**SOURCE MATERIAL**
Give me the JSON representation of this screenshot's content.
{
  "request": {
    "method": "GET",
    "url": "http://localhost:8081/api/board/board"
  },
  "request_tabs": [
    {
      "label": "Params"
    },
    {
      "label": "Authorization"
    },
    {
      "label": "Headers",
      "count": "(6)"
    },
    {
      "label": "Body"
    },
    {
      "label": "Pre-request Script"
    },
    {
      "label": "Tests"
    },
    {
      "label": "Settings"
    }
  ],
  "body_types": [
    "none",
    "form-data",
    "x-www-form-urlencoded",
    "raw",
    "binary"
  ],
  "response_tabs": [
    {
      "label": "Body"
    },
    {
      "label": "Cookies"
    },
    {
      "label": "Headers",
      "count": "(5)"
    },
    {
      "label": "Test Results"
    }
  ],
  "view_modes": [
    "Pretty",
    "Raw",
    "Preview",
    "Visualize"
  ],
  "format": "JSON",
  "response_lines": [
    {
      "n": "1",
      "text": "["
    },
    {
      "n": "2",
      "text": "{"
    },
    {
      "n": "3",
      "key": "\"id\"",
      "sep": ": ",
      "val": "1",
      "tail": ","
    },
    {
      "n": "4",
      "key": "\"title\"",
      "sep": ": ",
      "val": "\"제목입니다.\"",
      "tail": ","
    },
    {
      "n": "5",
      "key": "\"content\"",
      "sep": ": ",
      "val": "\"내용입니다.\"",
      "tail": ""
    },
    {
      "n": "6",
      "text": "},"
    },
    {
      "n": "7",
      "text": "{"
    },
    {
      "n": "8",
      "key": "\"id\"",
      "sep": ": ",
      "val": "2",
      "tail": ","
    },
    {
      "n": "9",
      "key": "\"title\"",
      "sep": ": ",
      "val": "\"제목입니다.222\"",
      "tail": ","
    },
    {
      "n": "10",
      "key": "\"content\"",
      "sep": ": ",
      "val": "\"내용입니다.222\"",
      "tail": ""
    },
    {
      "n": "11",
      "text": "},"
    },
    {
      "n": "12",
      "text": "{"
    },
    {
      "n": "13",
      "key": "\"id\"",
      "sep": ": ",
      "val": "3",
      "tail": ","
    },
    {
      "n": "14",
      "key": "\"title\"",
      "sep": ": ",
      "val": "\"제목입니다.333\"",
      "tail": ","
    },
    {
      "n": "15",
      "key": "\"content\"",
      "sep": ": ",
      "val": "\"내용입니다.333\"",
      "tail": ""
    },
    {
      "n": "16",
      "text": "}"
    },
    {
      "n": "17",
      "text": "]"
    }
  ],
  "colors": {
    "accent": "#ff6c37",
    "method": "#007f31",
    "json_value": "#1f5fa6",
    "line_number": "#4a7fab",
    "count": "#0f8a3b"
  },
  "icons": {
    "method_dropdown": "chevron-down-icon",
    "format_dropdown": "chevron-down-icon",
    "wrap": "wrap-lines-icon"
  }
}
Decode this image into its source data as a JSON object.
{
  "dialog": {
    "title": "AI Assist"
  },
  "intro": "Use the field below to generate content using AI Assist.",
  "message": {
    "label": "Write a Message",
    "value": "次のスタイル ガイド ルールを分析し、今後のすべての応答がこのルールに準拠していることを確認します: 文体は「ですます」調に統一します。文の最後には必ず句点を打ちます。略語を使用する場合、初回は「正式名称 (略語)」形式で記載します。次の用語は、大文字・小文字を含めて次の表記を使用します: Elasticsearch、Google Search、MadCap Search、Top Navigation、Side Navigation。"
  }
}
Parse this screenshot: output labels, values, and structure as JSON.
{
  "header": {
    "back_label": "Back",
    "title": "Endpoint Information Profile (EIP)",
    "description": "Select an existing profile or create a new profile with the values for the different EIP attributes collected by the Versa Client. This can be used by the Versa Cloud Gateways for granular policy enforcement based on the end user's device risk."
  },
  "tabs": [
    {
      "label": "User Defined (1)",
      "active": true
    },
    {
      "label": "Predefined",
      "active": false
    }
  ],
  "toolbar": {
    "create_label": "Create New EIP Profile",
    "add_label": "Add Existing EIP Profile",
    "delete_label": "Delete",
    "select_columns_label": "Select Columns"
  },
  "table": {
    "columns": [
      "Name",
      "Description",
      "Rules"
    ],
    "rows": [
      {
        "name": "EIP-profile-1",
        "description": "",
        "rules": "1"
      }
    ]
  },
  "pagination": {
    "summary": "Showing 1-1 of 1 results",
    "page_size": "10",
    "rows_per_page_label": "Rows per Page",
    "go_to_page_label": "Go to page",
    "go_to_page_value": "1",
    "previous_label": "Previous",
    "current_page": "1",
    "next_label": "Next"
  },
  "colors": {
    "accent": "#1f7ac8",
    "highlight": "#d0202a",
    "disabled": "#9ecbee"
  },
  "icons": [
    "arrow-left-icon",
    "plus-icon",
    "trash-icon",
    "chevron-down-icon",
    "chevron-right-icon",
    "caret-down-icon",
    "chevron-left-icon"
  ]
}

**PROMPT**
Print the records above exactly as they appear.

**RESULT OF THE EXERCISE**
Give me the JSON representation of this screenshot's content.
{
  "request": {
    "method": "GET",
    "url": "http://localhost:8081/api/board/board"
  },
  "request_tabs": [
    {
      "label": "Params"
    },
    {
      "label": "Authorization"
    },
    {
      "label": "Headers",
      "count": "(6)"
    },
    {
      "label": "Body"
    },
    {
      "label": "Pre-request Script"
    },
    {
      "label": "Tests"
    },
    {
      "label": "Settings"
    }
  ],
  "body_types": [
    "none",
    "form-data",
    "x-www-form-urlencoded",
    "raw",
    "binary"
  ],
  "response_tabs": [
    {
      "label": "Body"
    },
    {
      "label": "Cookies"
    },
    {
      "label": "Headers",
      "count": "(5)"
    },
    {
      "label": "Test Results"
    }
  ],
  "view_modes": [
    "Pretty",
    "Raw",
    "Preview",
    "Visualize"
  ],
  "format": "JSON",
  "response_lines": [
    {
      "n": "1",
      "text": "["
    },
    {
      "n": "2",
      "text": "{"
    },
    {
      "n": "3",
      "key": "\"id\"",
      "sep": ": ",
      "val": "1",
      "tail": ","
    },
    {
      "n": "4",
      "key": "\"title\"",
      "sep": ": ",
      "val": "\"제목입니다.\"",
      "tail": ","
    },
    {
      "n": "5",
      "key": "\"content\"",
      "sep": ": ",
      "val": "\"내용입니다.\"",
      "tail": ""
    },
    {
      "n": "6",
      "text": "},"
    },
    {
      "n": "7",
      "text": "{"
    },
    {
      "n": "8",
      "key": "\"id\"",
      "sep": ": ",
      "val": "2",
      "tail": ","
    },
    {
      "n": "9",
      "key": "\"title\"",
      "sep": ": ",
      "val": "\"제목입니다.222\"",
      "tail": ","
    },
    {
      "n": "10",
      "key": "\"content\"",
      "sep": ": ",
      "val": "\"내용입니다.222\"",
      "tail": ""
    },
    {
      "n": "11",
      "text": "},"
    },
    {
      "n": "12",
      "text": "{"
    },
    {
      "n": "13",
      "key": "\"id\"",
      "sep": ": ",
      "val": "3",
      "tail": ","
    },
    {
      "n": "14",
      "key": "\"title\"",
      "sep": ": ",
      "val": "\"제목입니다.333\"",
      "tail": ","
    },
    {
      "n": "15",
      "key": "\"content\"",
      "sep": ": ",
      "val": "\"내용입니다.333\"",
      "tail": ""
    },
    {
      "n": "16",
      "text": "}"
    },
    {
      "n": "17",
      "text": "]"
    }
  ],
  "colors": {
    "accent": "#ff6c37",
    "method": "#007f31",
    "json_value": "#1f5fa6",
    "line_number": "#4a7fab",
    "count": "#0f8a3b"
  },
  "icons": {
    "method_dropdown": "chevron-down-icon",
    "format_dropdown": "chevron-down-icon",
    "wrap": "wrap-lines-icon"
  }
}
Decode this image into its source data as a JSON object.
{
  "dialog": {
    "title": "AI Assist"
  },
  "intro": "Use the field below to generate content using AI Assist.",
  "message": {
    "label": "Write a Message",
    "value": "次のスタイル ガイド ルールを分析し、今後のすべての応答がこのルールに準拠していることを確認します: 文体は「ですます」調に統一します。文の最後には必ず句点を打ちます。略語を使用する場合、初回は「正式名称 (略語)」形式で記載します。次の用語は、大文字・小文字を含めて次の表記を使用します: Elasticsearch、Google Search、MadCap Search、Top Navigation、Side Navigation。"
  }
}
Parse this screenshot: output labels, values, and structure as JSON.
{
  "header": {
    "back_label": "Back",
    "title": "Endpoint Information Profile (EIP)",
    "description": "Select an existing profile or create a new profile with the values for the different EIP attributes collected by the Versa Client. This can be used by the Versa Cloud Gateways for granular policy enforcement based on the end user's device risk."
  },
  "tabs": [
    {
      "label": "User Defined (1)",
      "active": true
    },
    {
      "label": "Predefined",
      "active": false
    }
  ],
  "toolbar": {
    "create_label": "Create New EIP Profile",
    "add_label": "Add Existing EIP Profile",
    "delete_label": "Delete",
    "select_columns_label": "Select Columns"
  },
  "table": {
    "columns": [
      "Name",
      "Description",
      "Rules"
    ],
    "rows": [
      {
        "name": "EIP-profile-1",
        "description": "",
        "rules": "1"
      }
    ]
  },
  "pagination": {
    "summary": "Showing 1-1 of 1 results",
    "page_size": "10",
    "rows_per_page_label": "Rows per Page",
    "go_to_page_label": "Go to page",
    "go_to_page_value": "1",
    "previous_label": "Previous",
    "current_page": "1",
    "next_label": "Next"
  },
  "colors": {
    "accent": "#1f7ac8",
    "highlight": "#d0202a",
    "disabled": "#9ecbee"
  },
  "icons": [
    "arrow-left-icon",
    "plus-icon",
    "trash-icon",
    "chevron-down-icon",
    "chevron-right-icon",
    "caret-down-icon",
    "chevron-left-icon"
  ]
}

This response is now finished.